**Exercise description**: Restate the entries word for word, omitting nothing.

**Available records**:

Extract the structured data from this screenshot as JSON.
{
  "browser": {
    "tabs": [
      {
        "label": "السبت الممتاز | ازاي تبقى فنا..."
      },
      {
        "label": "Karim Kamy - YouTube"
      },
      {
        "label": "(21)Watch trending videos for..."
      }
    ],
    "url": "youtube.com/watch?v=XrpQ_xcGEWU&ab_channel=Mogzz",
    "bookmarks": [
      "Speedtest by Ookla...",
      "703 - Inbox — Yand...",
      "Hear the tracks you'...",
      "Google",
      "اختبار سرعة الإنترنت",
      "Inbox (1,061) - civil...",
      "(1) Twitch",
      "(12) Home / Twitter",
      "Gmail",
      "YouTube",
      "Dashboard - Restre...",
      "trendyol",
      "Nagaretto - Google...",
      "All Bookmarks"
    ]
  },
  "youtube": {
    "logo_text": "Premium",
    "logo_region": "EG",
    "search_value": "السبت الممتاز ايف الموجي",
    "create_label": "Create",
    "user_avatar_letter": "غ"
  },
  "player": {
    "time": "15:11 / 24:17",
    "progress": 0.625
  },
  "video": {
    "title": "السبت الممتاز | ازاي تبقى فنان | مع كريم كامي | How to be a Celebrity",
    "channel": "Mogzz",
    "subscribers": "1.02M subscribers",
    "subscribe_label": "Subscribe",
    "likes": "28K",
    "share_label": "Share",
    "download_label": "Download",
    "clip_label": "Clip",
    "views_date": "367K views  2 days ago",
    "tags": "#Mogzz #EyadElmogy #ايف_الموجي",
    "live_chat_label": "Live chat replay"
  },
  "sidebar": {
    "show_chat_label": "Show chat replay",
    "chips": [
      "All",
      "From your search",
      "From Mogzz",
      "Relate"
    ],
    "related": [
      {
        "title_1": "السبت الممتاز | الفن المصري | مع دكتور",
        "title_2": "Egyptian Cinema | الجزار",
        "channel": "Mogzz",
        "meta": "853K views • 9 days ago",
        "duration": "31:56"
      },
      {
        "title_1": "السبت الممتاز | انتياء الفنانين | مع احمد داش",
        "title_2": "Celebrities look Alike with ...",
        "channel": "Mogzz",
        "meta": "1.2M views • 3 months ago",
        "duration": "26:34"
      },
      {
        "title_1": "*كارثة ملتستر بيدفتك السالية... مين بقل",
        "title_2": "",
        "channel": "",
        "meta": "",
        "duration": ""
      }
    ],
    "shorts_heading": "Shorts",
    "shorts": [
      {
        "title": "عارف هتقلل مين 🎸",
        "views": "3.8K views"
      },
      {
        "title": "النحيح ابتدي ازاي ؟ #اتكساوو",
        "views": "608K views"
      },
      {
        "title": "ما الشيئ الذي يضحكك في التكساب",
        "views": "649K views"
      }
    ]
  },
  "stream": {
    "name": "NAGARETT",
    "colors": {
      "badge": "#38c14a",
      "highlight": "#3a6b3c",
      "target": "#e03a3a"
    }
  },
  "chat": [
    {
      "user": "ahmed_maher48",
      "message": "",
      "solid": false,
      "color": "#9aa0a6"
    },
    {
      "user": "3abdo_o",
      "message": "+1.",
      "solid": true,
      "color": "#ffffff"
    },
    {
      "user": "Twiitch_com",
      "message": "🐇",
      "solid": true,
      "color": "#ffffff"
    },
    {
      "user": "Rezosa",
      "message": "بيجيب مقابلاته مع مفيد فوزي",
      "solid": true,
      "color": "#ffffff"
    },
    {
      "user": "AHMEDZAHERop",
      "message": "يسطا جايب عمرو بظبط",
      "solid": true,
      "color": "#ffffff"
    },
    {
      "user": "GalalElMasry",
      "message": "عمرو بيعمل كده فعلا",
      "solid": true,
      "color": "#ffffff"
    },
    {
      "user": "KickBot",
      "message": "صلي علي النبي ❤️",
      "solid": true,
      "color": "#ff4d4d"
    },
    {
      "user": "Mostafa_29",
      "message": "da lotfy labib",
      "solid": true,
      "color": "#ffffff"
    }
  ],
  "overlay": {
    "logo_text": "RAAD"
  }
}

**Solution to this exercise**:
Extract the structured data from this screenshot as JSON.
{
  "browser": {
    "tabs": [
      {
        "label": "السبت الممتاز | ازاي تبقى فنا..."
      },
      {
        "label": "Karim Kamy - YouTube"
      },
      {
        "label": "(21)Watch trending videos for..."
      }
    ],
    "url": "youtube.com/watch?v=XrpQ_xcGEWU&ab_channel=Mogzz",
    "bookmarks": [
      "Speedtest by Ookla...",
      "703 - Inbox — Yand...",
      "Hear the tracks you'...",
      "Google",
      "اختبار سرعة الإنترنت",
      "Inbox (1,061) - civil...",
      "(1) Twitch",
      "(12) Home / Twitter",
      "Gmail",
      "YouTube",
      "Dashboard - Restre...",
      "trendyol",
      "Nagaretto - Google...",
      "All Bookmarks"
    ]
  },
  "youtube": {
    "logo_text": "Premium",
    "logo_region": "EG",
    "search_value": "السبت الممتاز ايف الموجي",
    "create_label": "Create",
    "user_avatar_letter": "غ"
  },
  "player": {
    "time": "15:11 / 24:17",
    "progress": 0.625
  },
  "video": {
    "title": "السبت الممتاز | ازاي تبقى فنان | مع كريم كامي | How to be a Celebrity",
    "channel": "Mogzz",
    "subscribers": "1.02M subscribers",
    "subscribe_label": "Subscribe",
    "likes": "28K",
    "share_label": "Share",
    "download_label": "Download",
    "clip_label": "Clip",
    "views_date": "367K views  2 days ago",
    "tags": "#Mogzz #EyadElmogy #ايف_الموجي",
    "live_chat_label": "Live chat replay"
  },
  "sidebar": {
    "show_chat_label": "Show chat replay",
    "chips": [
      "All",
      "From your search",
      "From Mogzz",
      "Relate"
    ],
    "related": [
      {
        "title_1": "السبت الممتاز | الفن المصري | مع دكتور",
        "title_2": "Egyptian Cinema | الجزار",
        "channel": "Mogzz",
        "meta": "853K views • 9 days ago",
        "duration": "31:56"
      },
      {
        "title_1": "السبت الممتاز | انتياء الفنانين | مع احمد داش",
        "title_2": "Celebrities look Alike with ...",
        "channel": "Mogzz",
        "meta": "1.2M views • 3 months ago",
        "duration": "26:34"
      },
      {
        "title_1": "*كارثة ملتستر بيدفتك السالية... مين بقل",
        "title_2": "",
        "channel": "",
        "meta": "",
        "duration": ""
      }
    ],
    "shorts_heading": "Shorts",
    "shorts": [
      {
        "title": "عارف هتقلل مين 🎸",
        "views": "3.8K views"
      },
      {
        "title": "النحيح ابتدي ازاي ؟ #اتكساوو",
        "views": "608K views"
      },
      {
        "title": "ما الشيئ الذي يضحكك في التكساب",
        "views": "649K views"
      }
    ]
  },
  "stream": {
    "name": "NAGARETT",
    "colors": {
      "badge": "#38c14a",
      "highlight": "#3a6b3c",
      "target": "#e03a3a"
    }
  },
  "chat": [
    {
      "user": "ahmed_maher48",
      "message": "",
      "solid": false,
      "color": "#9aa0a6"
    },
    {
      "user": "3abdo_o",
      "message": "+1.",
      "solid": true,
      "color": "#ffffff"
    },
    {
      "user": "Twiitch_com",
      "message": "🐇",
      "solid": true,
      "color": "#ffffff"
    },
    {
      "user": "Rezosa",
      "message": "بيجيب مقابلاته مع مفيد فوزي",
      "solid": true,
      "color": "#ffffff"
    },
    {
      "user": "AHMEDZAHERop",
      "message": "يسطا جايب عمرو بظبط",
      "solid": true,
      "color": "#ffffff"
    },
    {
      "user": "GalalElMasry",
      "message": "عمرو بيعمل كده فعلا",
      "solid": true,
      "color": "#ffffff"
    },
    {
      "user": "KickBot",
      "message": "صلي علي النبي ❤️",
      "solid": true,
      "color": "#ff4d4d"
    },
    {
      "user": "Mostafa_29",
      "message": "da lotfy labib",
      "solid": true,
      "color": "#ffffff"
    }
  ],
  "overlay": {
    "logo_text": "RAAD"
  }
}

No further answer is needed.